[Stored items]

<<<<

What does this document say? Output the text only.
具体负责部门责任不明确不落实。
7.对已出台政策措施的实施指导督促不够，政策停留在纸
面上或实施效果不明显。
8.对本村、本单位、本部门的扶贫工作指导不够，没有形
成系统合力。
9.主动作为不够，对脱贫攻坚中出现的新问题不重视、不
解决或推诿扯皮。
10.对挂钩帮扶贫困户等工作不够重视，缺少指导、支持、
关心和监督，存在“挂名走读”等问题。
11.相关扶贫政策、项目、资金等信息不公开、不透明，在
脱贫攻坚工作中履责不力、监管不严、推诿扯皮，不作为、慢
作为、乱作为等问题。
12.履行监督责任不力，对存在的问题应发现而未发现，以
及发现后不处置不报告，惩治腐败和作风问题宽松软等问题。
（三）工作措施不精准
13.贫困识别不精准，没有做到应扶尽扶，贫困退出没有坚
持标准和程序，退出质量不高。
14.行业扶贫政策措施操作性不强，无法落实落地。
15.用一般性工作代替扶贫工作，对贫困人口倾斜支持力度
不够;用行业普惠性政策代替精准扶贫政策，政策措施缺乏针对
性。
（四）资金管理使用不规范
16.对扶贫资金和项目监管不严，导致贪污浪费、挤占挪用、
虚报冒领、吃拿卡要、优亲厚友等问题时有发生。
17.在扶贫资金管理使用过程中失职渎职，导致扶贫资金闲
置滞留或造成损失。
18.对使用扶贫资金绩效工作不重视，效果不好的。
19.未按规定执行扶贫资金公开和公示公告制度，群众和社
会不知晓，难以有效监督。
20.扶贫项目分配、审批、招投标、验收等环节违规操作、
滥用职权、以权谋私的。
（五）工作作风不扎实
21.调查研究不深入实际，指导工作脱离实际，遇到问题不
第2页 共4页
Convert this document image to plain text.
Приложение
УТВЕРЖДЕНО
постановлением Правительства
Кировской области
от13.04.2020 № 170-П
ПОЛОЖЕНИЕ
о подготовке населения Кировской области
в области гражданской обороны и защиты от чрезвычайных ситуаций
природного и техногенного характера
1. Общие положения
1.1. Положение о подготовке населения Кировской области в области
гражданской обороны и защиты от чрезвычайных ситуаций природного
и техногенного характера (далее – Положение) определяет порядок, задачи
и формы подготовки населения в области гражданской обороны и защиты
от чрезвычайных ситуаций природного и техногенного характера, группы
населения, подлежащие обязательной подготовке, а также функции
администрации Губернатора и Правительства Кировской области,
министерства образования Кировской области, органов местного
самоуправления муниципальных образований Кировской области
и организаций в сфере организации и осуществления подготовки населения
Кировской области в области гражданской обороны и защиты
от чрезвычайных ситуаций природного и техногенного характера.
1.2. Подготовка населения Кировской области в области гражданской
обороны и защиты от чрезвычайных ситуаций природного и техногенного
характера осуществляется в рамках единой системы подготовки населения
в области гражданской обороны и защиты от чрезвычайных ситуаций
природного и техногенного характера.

>>>>

Directions for this task: Extract all of the data above without altering anything.

Finished answer:
What does this document say? Output the text only.
具体负责部门责任不明确不落实。
7.对已出台政策措施的实施指导督促不够，政策停留在纸
面上或实施效果不明显。
8.对本村、本单位、本部门的扶贫工作指导不够，没有形
成系统合力。
9.主动作为不够，对脱贫攻坚中出现的新问题不重视、不
解决或推诿扯皮。
10.对挂钩帮扶贫困户等工作不够重视，缺少指导、支持、
关心和监督，存在“挂名走读”等问题。
11.相关扶贫政策、项目、资金等信息不公开、不透明，在
脱贫攻坚工作中履责不力、监管不严、推诿扯皮，不作为、慢
作为、乱作为等问题。
12.履行监督责任不力，对存在的问题应发现而未发现，以
及发现后不处置不报告，惩治腐败和作风问题宽松软等问题。
（三）工作措施不精准
13.贫困识别不精准，没有做到应扶尽扶，贫困退出没有坚
持标准和程序，退出质量不高。
14.行业扶贫政策措施操作性不强，无法落实落地。
15.用一般性工作代替扶贫工作，对贫困人口倾斜支持力度
不够;用行业普惠性政策代替精准扶贫政策，政策措施缺乏针对
性。
（四）资金管理使用不规范
16.对扶贫资金和项目监管不严，导致贪污浪费、挤占挪用、
虚报冒领、吃拿卡要、优亲厚友等问题时有发生。
17.在扶贫资金管理使用过程中失职渎职，导致扶贫资金闲
置滞留或造成损失。
18.对使用扶贫资金绩效工作不重视，效果不好的。
19.未按规定执行扶贫资金公开和公示公告制度，群众和社
会不知晓，难以有效监督。
20.扶贫项目分配、审批、招投标、验收等环节违规操作、
滥用职权、以权谋私的。
（五）工作作风不扎实
21.调查研究不深入实际，指导工作脱离实际，遇到问题不
第2页 共4页
Convert this document image to plain text.
Приложение
УТВЕРЖДЕНО
постановлением Правительства
Кировской области
от13.04.2020 № 170-П
ПОЛОЖЕНИЕ
о подготовке населения Кировской области
в области гражданской обороны и защиты от чрезвычайных ситуаций
природного и техногенного характера
1. Общие положения
1.1. Положение о подготовке населения Кировской области в области
гражданской обороны и защиты от чрезвычайных ситуаций природного
и техногенного характера (далее – Положение) определяет порядок, задачи
и формы подготовки населения в области гражданской обороны и защиты
от чрезвычайных ситуаций природного и техногенного характера, группы
населения, подлежащие обязательной подготовке, а также функции
администрации Губернатора и Правительства Кировской области,
министерства образования Кировской области, органов местного
самоуправления муниципальных образований Кировской области
и организаций в сфере организации и осуществления подготовки населения
Кировской области в области гражданской обороны и защиты
от чрезвычайных ситуаций природного и техногенного характера.
1.2. Подготовка населения Кировской области в области гражданской
обороны и защиты от чрезвычайных ситуаций природного и техногенного
характера осуществляется в рамках единой системы подготовки населения
в области гражданской обороны и защиты от чрезвычайных ситуаций
природного и техногенного характера.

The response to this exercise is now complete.